== Task inputs

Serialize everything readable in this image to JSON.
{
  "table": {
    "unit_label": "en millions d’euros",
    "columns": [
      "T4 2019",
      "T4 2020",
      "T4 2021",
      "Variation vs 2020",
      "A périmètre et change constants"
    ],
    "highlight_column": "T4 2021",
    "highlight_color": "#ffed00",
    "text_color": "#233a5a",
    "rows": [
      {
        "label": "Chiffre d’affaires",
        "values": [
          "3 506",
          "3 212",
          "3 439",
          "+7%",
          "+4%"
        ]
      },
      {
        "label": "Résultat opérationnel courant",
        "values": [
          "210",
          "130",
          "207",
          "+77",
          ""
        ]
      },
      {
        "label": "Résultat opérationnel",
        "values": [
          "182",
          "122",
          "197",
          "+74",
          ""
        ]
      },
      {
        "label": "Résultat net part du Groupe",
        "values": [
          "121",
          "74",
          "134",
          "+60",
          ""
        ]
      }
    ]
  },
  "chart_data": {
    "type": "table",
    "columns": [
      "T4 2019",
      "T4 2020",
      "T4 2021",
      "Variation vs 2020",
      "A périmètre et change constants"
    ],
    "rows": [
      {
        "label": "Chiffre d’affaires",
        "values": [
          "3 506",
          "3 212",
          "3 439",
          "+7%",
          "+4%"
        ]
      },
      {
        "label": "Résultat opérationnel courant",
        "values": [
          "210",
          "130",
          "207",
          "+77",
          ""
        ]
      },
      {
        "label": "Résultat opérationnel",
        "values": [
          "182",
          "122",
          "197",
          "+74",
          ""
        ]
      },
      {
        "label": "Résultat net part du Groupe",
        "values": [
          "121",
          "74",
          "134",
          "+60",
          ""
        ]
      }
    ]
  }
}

====

# Stated problem
Output the data above exactly, please, line for line.

# Result below
Serialize everything readable in this image to JSON.
{
  "table": {
    "unit_label": "en millions d’euros",
    "columns": [
      "T4 2019",
      "T4 2020",
      "T4 2021",
      "Variation vs 2020",
      "A périmètre et change constants"
    ],
    "highlight_column": "T4 2021",
    "highlight_color": "#ffed00",
    "text_color": "#233a5a",
    "rows": [
      {
        "label": "Chiffre d’affaires",
        "values": [
          "3 506",
          "3 212",
          "3 439",
          "+7%",
          "+4%"
        ]
      },
      {
        "label": "Résultat opérationnel courant",
        "values": [
          "210",
          "130",
          "207",
          "+77",
          ""
        ]
      },
      {
        "label": "Résultat opérationnel",
        "values": [
          "182",
          "122",
          "197",
          "+74",
          ""
        ]
      },
      {
        "label": "Résultat net part du Groupe",
        "values": [
          "121",
          "74",
          "134",
          "+60",
          ""
        ]
      }
    ]
  },
  "chart_data": {
    "type": "table",
    "columns": [
      "T4 2019",
      "T4 2020",
      "T4 2021",
      "Variation vs 2020",
      "A périmètre et change constants"
    ],
    "rows": [
      {
        "label": "Chiffre d’affaires",
        "values": [
          "3 506",
          "3 212",
          "3 439",
          "+7%",
          "+4%"
        ]
      },
      {
        "label": "Résultat opérationnel courant",
        "values": [
          "210",
          "130",
          "207",
          "+77",
          ""
        ]
      },
      {
        "label": "Résultat opérationnel",
        "values": [
          "182",
          "122",
          "197",
          "+74",
          ""
        ]
      },
      {
        "label": "Résultat net part du Groupe",
        "values": [
          "121",
          "74",
          "134",
          "+60",
          ""
        ]
      }
    ]
  }
}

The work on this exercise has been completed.